TASK STATEMENT – Retype every one of the rows below, matching each line character for character.

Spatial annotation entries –
◆ ◆ ◆ ◆ ◆
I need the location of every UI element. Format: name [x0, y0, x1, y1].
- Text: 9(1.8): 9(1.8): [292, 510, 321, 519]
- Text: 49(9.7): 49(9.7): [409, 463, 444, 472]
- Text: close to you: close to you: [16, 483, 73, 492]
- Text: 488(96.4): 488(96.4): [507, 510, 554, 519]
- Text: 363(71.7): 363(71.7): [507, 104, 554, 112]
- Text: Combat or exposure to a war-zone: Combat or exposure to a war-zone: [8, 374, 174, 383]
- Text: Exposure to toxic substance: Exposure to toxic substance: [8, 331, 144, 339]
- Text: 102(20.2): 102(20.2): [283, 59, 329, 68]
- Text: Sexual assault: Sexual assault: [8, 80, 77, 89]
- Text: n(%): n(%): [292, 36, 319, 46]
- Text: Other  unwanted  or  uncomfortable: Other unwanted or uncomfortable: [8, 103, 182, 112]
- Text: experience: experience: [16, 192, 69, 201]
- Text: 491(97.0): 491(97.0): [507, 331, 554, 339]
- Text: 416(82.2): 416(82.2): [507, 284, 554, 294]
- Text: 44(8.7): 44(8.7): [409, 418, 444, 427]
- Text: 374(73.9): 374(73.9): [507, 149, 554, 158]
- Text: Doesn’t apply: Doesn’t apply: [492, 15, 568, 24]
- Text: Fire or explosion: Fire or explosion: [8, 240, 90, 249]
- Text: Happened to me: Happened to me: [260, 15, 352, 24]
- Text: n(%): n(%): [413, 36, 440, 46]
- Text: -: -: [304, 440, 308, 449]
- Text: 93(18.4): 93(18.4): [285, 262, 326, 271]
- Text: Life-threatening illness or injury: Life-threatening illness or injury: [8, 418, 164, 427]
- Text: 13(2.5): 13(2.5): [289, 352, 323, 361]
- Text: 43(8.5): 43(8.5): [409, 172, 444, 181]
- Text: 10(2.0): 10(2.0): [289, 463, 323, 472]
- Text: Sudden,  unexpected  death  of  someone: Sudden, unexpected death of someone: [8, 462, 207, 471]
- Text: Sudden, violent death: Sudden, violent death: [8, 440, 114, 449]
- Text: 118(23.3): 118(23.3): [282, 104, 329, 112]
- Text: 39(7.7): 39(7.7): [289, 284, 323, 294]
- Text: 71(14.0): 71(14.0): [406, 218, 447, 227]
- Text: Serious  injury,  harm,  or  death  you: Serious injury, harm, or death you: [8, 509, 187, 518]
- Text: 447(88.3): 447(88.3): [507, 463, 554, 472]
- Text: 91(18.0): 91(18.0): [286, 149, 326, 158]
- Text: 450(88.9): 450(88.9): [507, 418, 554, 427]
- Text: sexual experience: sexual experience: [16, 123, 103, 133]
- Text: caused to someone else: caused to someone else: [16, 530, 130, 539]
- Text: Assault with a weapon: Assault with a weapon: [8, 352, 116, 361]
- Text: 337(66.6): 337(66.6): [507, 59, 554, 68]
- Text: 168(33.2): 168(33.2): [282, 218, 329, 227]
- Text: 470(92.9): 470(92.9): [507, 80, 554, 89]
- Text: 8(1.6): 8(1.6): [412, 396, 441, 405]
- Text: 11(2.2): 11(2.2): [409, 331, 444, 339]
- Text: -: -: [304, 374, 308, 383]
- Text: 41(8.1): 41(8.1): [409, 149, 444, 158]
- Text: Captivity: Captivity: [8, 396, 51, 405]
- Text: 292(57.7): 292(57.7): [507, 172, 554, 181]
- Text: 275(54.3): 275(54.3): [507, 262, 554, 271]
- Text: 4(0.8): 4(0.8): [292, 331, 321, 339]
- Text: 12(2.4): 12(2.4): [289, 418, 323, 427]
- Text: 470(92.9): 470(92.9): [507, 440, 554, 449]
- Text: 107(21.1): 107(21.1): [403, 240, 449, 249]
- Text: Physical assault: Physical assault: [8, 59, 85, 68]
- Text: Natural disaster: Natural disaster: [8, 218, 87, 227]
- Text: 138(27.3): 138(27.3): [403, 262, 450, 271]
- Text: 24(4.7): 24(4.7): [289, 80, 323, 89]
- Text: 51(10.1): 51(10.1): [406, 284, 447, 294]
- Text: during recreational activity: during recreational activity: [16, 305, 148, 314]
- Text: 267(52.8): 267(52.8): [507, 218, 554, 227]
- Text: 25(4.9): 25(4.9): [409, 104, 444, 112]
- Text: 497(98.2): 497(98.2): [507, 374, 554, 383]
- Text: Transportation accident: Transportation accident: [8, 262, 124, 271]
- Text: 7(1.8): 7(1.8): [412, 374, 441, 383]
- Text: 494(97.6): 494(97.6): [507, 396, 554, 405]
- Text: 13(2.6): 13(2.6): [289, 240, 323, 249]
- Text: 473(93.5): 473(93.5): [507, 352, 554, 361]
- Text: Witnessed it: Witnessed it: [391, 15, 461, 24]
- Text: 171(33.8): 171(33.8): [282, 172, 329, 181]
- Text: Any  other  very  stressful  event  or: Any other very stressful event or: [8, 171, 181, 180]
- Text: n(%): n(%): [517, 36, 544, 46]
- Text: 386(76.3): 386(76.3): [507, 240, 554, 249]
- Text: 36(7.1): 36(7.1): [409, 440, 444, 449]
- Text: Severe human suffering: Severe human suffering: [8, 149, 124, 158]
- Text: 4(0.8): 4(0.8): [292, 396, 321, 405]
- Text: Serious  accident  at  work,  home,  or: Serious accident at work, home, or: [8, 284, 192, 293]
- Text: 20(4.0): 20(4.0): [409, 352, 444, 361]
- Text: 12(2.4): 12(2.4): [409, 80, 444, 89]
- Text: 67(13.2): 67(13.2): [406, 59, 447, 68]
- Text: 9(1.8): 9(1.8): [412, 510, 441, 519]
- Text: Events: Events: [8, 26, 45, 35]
◆ ◆ ◆ ◆ ◆
RESULT –
I need the location of every UI element. Format: name [x0, y0, x1, y1].
- Text: 9(1.8): 9(1.8): [292, 510, 321, 519]
- Text: 49(9.7): 49(9.7): [409, 463, 444, 472]
- Text: close to you: close to you: [16, 483, 73, 492]
- Text: 488(96.4): 488(96.4): [507, 510, 554, 519]
- Text: 363(71.7): 363(71.7): [507, 104, 554, 112]
- Text: Combat or exposure to a war-zone: Combat or exposure to a war-zone: [8, 374, 174, 383]
- Text: Exposure to toxic substance: Exposure to toxic substance: [8, 331, 144, 339]
- Text: 102(20.2): 102(20.2): [283, 59, 329, 68]
- Text: Sexual assault: Sexual assault: [8, 80, 77, 89]
- Text: n(%): n(%): [292, 36, 319, 46]
- Text: Other  unwanted  or  uncomfortable: Other unwanted or uncomfortable: [8, 103, 182, 112]
- Text: experience: experience: [16, 192, 69, 201]
- Text: 491(97.0): 491(97.0): [507, 331, 554, 339]
- Text: 416(82.2): 416(82.2): [507, 284, 554, 294]
- Text: 44(8.7): 44(8.7): [409, 418, 444, 427]
- Text: 374(73.9): 374(73.9): [507, 149, 554, 158]
- Text: Doesn’t apply: Doesn’t apply: [492, 15, 568, 24]
- Text: Fire or explosion: Fire or explosion: [8, 240, 90, 249]
- Text: Happened to me: Happened to me: [260, 15, 352, 24]
- Text: n(%): n(%): [413, 36, 440, 46]
- Text: -: -: [304, 440, 308, 449]
- Text: 93(18.4): 93(18.4): [285, 262, 326, 271]
- Text: Life-threatening illness or injury: Life-threatening illness or injury: [8, 418, 164, 427]
- Text: 13(2.5): 13(2.5): [289, 352, 323, 361]
- Text: 43(8.5): 43(8.5): [409, 172, 444, 181]
- Text: 10(2.0): 10(2.0): [289, 463, 323, 472]
- Text: Sudden,  unexpected  death  of  someone: Sudden, unexpected death of someone: [8, 462, 207, 471]
- Text: Sudden, violent death: Sudden, violent death: [8, 440, 114, 449]
- Text: 118(23.3): 118(23.3): [282, 104, 329, 112]
- Text: 39(7.7): 39(7.7): [289, 284, 323, 294]
- Text: 71(14.0): 71(14.0): [406, 218, 447, 227]
- Text: Serious  injury,  harm,  or  death  you: Serious injury, harm, or death you: [8, 509, 187, 518]
- Text: 447(88.3): 447(88.3): [507, 463, 554, 472]
- Text: 91(18.0): 91(18.0): [286, 149, 326, 158]
- Text: 450(88.9): 450(88.9): [507, 418, 554, 427]
- Text: sexual experience: sexual experience: [16, 123, 103, 133]
- Text: caused to someone else: caused to someone else: [16, 530, 130, 539]
- Text: Assault with a weapon: Assault with a weapon: [8, 352, 116, 361]
- Text: 337(66.6): 337(66.6): [507, 59, 554, 68]
- Text: 168(33.2): 168(33.2): [282, 218, 329, 227]
- Text: 470(92.9): 470(92.9): [507, 80, 554, 89]
- Text: 8(1.6): 8(1.6): [412, 396, 441, 405]
- Text: 11(2.2): 11(2.2): [409, 331, 444, 339]
- Text: -: -: [304, 374, 308, 383]
- Text: 41(8.1): 41(8.1): [409, 149, 444, 158]
- Text: Captivity: Captivity: [8, 396, 51, 405]
- Text: 292(57.7): 292(57.7): [507, 172, 554, 181]
- Text: 275(54.3): 275(54.3): [507, 262, 554, 271]
- Text: 4(0.8): 4(0.8): [292, 331, 321, 339]
- Text: 12(2.4): 12(2.4): [289, 418, 323, 427]
- Text: 470(92.9): 470(92.9): [507, 440, 554, 449]
- Text: 107(21.1): 107(21.1): [403, 240, 449, 249]
- Text: Physical assault: Physical assault: [8, 59, 85, 68]
- Text: Natural disaster: Natural disaster: [8, 218, 87, 227]
- Text: 138(27.3): 138(27.3): [403, 262, 450, 271]
- Text: 24(4.7): 24(4.7): [289, 80, 323, 89]
- Text: 51(10.1): 51(10.1): [406, 284, 447, 294]
- Text: during recreational activity: during recreational activity: [16, 305, 148, 314]
- Text: 267(52.8): 267(52.8): [507, 218, 554, 227]
- Text: 25(4.9): 25(4.9): [409, 104, 444, 112]
- Text: 497(98.2): 497(98.2): [507, 374, 554, 383]
- Text: Transportation accident: Transportation accident: [8, 262, 124, 271]
- Text: 7(1.8): 7(1.8): [412, 374, 441, 383]
- Text: 494(97.6): 494(97.6): [507, 396, 554, 405]
- Text: 13(2.6): 13(2.6): [289, 240, 323, 249]
- Text: 473(93.5): 473(93.5): [507, 352, 554, 361]
- Text: Witnessed it: Witnessed it: [391, 15, 461, 24]
- Text: 171(33.8): 171(33.8): [282, 172, 329, 181]
- Text: Any  other  very  stressful  event  or: Any other very stressful event or: [8, 171, 181, 180]
- Text: n(%): n(%): [517, 36, 544, 46]
- Text: 386(76.3): 386(76.3): [507, 240, 554, 249]
- Text: 36(7.1): 36(7.1): [409, 440, 444, 449]
- Text: Severe human suffering: Severe human suffering: [8, 149, 124, 158]
- Text: 4(0.8): 4(0.8): [292, 396, 321, 405]
- Text: Serious  accident  at  work,  home,  or: Serious accident at work, home, or: [8, 284, 192, 293]
- Text: 20(4.0): 20(4.0): [409, 352, 444, 361]
- Text: 12(2.4): 12(2.4): [409, 80, 444, 89]
- Text: 67(13.2): 67(13.2): [406, 59, 447, 68]
- Text: 9(1.8): 9(1.8): [412, 510, 441, 519]
- Text: Events: Events: [8, 26, 45, 35]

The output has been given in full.